Work to do. Return the listing below in full, with every line exactly as it is.

Supplied entries.
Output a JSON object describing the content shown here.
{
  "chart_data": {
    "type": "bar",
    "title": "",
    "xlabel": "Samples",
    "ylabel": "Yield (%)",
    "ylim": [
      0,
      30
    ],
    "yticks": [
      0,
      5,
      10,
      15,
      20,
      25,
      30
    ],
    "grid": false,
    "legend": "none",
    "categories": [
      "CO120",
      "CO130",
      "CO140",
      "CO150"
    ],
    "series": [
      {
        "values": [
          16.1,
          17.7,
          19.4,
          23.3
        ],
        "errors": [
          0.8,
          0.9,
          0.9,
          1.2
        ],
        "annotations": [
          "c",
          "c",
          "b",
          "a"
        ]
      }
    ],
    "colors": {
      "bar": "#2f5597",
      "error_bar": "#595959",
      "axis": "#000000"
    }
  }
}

Exercise output.
Output a JSON object describing the content shown here.
{
  "chart_data": {
    "type": "bar",
    "title": "",
    "xlabel": "Samples",
    "ylabel": "Yield (%)",
    "ylim": [
      0,
      30
    ],
    "yticks": [
      0,
      5,
      10,
      15,
      20,
      25,
      30
    ],
    "grid": false,
    "legend": "none",
    "categories": [
      "CO120",
      "CO130",
      "CO140",
      "CO150"
    ],
    "series": [
      {
        "values": [
          16.1,
          17.7,
          19.4,
          23.3
        ],
        "errors": [
          0.8,
          0.9,
          0.9,
          1.2
        ],
        "annotations": [
          "c",
          "c",
          "b",
          "a"
        ]
      }
    ],
    "colors": {
      "bar": "#2f5597",
      "error_bar": "#595959",
      "axis": "#000000"
    }
  }
}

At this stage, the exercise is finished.